- **Aim**:
Report the number of lines that include "school", with no additional text.

- **Recorded information**:
◇ ◇ ◇ ◇ ◇ ◇ ◇
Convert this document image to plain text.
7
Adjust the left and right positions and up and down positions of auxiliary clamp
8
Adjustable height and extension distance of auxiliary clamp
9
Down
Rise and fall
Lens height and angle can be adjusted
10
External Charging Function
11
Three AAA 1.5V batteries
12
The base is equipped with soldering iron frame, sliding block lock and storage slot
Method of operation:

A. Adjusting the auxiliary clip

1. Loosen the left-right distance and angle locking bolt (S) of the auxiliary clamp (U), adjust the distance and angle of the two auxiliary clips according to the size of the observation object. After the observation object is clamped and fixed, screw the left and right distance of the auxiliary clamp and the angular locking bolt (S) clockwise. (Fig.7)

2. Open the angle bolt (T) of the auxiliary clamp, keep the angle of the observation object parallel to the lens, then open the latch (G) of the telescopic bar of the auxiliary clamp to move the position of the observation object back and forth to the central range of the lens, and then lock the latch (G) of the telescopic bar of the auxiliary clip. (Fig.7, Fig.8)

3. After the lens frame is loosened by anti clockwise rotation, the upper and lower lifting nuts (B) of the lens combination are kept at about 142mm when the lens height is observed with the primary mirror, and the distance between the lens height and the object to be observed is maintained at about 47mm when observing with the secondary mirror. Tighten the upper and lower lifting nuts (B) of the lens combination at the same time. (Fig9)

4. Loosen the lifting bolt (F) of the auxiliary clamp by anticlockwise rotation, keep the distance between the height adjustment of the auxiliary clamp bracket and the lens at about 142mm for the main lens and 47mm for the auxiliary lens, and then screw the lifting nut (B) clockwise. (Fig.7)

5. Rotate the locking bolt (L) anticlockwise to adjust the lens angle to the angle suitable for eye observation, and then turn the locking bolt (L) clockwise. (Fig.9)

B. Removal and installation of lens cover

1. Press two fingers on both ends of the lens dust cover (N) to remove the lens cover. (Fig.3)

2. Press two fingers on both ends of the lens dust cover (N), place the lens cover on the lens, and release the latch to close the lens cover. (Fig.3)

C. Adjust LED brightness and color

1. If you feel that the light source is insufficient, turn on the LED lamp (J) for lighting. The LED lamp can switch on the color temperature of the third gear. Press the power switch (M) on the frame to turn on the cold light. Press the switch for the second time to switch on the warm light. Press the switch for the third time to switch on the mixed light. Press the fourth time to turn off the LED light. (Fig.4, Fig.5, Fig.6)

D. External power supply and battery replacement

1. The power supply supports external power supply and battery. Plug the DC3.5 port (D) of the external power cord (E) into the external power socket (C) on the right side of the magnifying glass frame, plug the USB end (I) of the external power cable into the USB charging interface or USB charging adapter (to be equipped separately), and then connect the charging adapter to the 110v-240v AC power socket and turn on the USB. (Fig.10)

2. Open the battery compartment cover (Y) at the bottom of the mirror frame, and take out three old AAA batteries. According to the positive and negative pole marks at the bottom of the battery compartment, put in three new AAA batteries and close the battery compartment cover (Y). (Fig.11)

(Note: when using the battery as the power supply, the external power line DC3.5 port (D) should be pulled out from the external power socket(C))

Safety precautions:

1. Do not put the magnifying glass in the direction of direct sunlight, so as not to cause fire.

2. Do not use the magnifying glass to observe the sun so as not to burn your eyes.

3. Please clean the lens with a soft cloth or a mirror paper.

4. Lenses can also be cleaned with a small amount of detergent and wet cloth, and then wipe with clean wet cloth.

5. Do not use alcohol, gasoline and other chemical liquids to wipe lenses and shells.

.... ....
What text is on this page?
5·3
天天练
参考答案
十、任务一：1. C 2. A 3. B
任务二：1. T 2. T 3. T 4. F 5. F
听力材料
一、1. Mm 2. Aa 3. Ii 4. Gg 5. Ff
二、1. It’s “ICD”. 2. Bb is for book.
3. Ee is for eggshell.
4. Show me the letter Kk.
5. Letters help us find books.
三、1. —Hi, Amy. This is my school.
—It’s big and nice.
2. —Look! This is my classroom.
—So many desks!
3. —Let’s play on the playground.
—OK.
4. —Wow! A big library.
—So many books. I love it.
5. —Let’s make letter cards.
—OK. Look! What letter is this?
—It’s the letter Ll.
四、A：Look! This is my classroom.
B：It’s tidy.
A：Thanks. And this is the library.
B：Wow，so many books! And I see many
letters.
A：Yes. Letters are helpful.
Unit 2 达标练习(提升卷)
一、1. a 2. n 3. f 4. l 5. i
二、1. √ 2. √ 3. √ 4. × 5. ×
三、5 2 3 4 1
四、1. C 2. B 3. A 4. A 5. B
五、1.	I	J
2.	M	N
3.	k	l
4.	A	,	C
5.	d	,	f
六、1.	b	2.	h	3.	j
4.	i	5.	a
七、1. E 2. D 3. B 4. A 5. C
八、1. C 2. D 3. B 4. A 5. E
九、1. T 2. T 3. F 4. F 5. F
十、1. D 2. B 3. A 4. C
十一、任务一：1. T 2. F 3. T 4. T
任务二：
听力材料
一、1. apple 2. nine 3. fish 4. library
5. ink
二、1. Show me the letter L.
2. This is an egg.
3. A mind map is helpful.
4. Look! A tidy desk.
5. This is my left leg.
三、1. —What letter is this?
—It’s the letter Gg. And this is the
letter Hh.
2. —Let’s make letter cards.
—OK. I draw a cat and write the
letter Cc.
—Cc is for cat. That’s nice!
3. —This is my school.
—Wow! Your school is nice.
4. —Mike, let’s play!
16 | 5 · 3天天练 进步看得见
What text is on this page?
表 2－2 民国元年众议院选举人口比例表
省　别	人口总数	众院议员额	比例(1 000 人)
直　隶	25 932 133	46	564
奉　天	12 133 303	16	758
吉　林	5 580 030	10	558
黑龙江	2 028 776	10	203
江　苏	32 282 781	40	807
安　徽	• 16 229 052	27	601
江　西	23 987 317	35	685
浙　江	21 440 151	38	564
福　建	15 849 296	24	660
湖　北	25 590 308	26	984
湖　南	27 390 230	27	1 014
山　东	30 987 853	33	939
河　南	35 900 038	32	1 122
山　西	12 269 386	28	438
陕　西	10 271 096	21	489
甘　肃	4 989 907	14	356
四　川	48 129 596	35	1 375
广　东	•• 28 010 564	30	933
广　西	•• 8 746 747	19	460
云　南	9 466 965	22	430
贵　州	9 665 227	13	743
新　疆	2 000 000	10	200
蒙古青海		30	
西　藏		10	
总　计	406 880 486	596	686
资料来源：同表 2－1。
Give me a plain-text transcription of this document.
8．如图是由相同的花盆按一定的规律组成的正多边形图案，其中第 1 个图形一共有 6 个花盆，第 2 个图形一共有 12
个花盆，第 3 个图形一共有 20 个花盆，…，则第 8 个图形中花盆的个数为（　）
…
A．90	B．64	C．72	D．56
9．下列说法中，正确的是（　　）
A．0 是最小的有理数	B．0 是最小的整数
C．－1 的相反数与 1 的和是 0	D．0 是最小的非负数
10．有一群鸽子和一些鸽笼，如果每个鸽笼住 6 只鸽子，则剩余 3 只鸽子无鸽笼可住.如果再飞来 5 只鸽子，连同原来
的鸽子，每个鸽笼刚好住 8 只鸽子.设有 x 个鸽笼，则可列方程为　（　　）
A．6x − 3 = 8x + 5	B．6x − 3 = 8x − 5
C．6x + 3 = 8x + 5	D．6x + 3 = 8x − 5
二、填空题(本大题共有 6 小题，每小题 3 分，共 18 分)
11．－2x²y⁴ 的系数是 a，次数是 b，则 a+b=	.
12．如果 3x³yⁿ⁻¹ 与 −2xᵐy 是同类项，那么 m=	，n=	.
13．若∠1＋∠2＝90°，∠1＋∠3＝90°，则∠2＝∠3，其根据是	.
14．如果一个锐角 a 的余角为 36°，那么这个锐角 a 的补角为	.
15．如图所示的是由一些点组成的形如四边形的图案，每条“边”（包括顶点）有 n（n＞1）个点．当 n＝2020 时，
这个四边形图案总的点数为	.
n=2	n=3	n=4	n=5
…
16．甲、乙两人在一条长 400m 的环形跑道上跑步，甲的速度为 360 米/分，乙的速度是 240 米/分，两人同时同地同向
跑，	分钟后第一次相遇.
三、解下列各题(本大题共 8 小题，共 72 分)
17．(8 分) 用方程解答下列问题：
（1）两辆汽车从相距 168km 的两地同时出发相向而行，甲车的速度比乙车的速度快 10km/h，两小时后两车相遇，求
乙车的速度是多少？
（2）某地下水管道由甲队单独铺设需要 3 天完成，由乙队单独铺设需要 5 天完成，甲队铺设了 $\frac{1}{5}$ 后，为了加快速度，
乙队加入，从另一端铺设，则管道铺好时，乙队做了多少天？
◇ ◇ ◇ ◇ ◇ ◇ ◇
- **Exercise solution**:
3